**Short problem**:
Reading down the listing below, count the lines where the word "часот" shows up, then give only that count.
━━━
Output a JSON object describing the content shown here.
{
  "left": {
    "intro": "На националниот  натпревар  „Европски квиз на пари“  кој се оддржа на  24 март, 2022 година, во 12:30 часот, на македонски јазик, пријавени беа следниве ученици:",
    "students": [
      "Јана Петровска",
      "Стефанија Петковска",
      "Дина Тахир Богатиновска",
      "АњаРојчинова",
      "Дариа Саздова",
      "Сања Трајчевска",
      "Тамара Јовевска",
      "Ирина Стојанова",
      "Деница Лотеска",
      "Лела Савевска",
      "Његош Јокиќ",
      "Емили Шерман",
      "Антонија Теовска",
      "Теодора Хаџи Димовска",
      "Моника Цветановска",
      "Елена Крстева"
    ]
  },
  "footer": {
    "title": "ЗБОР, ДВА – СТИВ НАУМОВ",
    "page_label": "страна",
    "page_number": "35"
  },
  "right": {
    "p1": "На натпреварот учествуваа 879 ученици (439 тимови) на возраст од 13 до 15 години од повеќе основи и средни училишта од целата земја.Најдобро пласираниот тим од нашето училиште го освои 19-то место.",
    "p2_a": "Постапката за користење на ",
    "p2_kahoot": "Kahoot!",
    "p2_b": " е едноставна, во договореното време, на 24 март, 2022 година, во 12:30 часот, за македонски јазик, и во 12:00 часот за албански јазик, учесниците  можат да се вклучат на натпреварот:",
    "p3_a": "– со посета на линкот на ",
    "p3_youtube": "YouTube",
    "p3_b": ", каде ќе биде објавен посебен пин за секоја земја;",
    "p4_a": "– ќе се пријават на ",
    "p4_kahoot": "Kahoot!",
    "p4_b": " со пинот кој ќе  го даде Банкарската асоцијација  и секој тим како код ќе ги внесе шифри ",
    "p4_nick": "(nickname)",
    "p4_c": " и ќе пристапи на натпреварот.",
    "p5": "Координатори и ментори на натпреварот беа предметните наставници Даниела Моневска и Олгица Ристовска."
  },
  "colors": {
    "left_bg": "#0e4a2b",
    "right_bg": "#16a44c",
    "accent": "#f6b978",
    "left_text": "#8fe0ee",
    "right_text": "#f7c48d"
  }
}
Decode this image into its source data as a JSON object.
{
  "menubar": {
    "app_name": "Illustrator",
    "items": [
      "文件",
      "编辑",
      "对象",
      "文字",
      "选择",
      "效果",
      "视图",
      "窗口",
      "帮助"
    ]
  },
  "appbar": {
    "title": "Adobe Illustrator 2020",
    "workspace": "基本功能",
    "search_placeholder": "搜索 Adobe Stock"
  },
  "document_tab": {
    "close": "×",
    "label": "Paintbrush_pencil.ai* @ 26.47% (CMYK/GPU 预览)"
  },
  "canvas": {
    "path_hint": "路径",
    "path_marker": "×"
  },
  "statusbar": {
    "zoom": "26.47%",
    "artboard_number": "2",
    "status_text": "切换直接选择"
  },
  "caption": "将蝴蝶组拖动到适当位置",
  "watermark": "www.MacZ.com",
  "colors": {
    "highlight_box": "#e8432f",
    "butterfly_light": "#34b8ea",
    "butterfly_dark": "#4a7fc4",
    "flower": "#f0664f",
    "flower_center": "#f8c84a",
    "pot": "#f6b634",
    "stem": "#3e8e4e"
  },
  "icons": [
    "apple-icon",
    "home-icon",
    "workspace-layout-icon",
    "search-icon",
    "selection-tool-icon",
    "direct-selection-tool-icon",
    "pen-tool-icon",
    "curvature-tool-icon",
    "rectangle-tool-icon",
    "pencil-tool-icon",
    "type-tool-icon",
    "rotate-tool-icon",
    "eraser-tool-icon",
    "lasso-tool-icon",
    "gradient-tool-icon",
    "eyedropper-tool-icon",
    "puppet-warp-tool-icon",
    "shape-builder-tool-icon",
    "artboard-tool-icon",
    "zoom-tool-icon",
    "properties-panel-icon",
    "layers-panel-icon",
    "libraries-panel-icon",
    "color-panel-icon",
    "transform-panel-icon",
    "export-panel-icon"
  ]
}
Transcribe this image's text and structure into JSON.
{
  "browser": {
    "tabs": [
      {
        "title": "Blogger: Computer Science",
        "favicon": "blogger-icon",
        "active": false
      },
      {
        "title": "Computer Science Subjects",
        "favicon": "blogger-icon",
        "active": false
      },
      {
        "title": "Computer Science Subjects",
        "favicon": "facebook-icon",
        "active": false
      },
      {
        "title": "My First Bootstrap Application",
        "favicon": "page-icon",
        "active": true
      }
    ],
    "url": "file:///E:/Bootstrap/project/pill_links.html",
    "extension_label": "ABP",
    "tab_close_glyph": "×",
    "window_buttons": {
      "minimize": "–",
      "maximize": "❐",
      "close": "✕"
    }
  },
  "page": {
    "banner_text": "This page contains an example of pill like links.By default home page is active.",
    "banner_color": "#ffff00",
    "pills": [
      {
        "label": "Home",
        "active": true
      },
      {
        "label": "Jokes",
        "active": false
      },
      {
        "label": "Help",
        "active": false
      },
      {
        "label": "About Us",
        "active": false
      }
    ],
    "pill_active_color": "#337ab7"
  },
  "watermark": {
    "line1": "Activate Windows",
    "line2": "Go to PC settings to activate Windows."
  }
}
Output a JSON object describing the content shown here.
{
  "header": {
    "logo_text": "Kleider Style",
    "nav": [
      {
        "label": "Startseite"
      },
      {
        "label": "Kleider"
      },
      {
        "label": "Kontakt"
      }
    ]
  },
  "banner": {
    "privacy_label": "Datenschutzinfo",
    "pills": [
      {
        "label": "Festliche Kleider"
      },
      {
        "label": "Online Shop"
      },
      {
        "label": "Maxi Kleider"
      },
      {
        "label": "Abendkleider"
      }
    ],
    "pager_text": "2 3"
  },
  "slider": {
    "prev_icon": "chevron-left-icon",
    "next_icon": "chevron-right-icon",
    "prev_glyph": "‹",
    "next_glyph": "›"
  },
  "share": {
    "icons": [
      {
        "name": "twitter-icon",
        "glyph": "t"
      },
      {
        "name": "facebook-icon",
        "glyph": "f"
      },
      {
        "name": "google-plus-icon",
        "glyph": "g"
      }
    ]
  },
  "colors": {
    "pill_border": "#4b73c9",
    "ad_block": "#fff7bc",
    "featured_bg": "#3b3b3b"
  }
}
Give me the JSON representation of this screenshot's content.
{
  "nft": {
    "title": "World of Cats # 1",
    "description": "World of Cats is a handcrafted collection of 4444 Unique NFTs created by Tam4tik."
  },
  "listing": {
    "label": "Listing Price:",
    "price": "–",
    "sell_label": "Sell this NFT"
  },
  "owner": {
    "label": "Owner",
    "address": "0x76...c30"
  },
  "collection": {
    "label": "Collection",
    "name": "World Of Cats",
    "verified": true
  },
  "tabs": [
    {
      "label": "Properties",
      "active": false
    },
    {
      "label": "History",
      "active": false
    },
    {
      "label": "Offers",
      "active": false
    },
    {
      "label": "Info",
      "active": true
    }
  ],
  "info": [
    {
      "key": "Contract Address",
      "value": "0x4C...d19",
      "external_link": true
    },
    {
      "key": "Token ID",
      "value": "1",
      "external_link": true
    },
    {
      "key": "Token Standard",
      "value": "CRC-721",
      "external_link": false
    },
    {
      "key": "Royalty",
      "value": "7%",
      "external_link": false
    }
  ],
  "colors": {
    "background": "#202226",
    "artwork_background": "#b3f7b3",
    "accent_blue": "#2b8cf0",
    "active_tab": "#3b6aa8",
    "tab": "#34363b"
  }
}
━━━
**The response**:
2